◆ Data shown ◆
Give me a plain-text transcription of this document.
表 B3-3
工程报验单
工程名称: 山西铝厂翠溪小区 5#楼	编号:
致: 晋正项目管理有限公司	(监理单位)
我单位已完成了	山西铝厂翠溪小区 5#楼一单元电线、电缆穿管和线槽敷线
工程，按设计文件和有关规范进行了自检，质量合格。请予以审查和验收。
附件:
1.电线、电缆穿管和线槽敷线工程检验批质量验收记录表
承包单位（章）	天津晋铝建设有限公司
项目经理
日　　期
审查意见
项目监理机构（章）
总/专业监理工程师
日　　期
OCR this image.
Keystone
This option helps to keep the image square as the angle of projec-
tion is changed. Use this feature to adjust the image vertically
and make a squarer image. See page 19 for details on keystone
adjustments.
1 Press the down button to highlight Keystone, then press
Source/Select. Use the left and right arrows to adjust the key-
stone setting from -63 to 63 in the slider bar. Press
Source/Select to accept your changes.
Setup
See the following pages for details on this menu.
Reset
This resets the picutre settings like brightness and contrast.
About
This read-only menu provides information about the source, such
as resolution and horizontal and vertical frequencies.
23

◆ Goal of the exercise ◆
Exactly reproduce every line of the data above.

◆ Response to the task ◆
Give me a plain-text transcription of this document.
表 B3-3
工程报验单
工程名称: 山西铝厂翠溪小区 5#楼	编号:
致: 晋正项目管理有限公司	(监理单位)
我单位已完成了	山西铝厂翠溪小区 5#楼一单元电线、电缆穿管和线槽敷线
工程，按设计文件和有关规范进行了自检，质量合格。请予以审查和验收。
附件:
1.电线、电缆穿管和线槽敷线工程检验批质量验收记录表
承包单位（章）	天津晋铝建设有限公司
项目经理
日　　期
审查意见
项目监理机构（章）
总/专业监理工程师
日　　期
OCR this image.
Keystone
This option helps to keep the image square as the angle of projec-
tion is changed. Use this feature to adjust the image vertically
and make a squarer image. See page 19 for details on keystone
adjustments.
1 Press the down button to highlight Keystone, then press
Source/Select. Use the left and right arrows to adjust the key-
stone setting from -63 to 63 in the slider bar. Press
Source/Select to accept your changes.
Setup
See the following pages for details on this menu.
Reset
This resets the picutre settings like brightness and contrast.
About
This read-only menu provides information about the source, such
as resolution and horizontal and vertical frequencies.
23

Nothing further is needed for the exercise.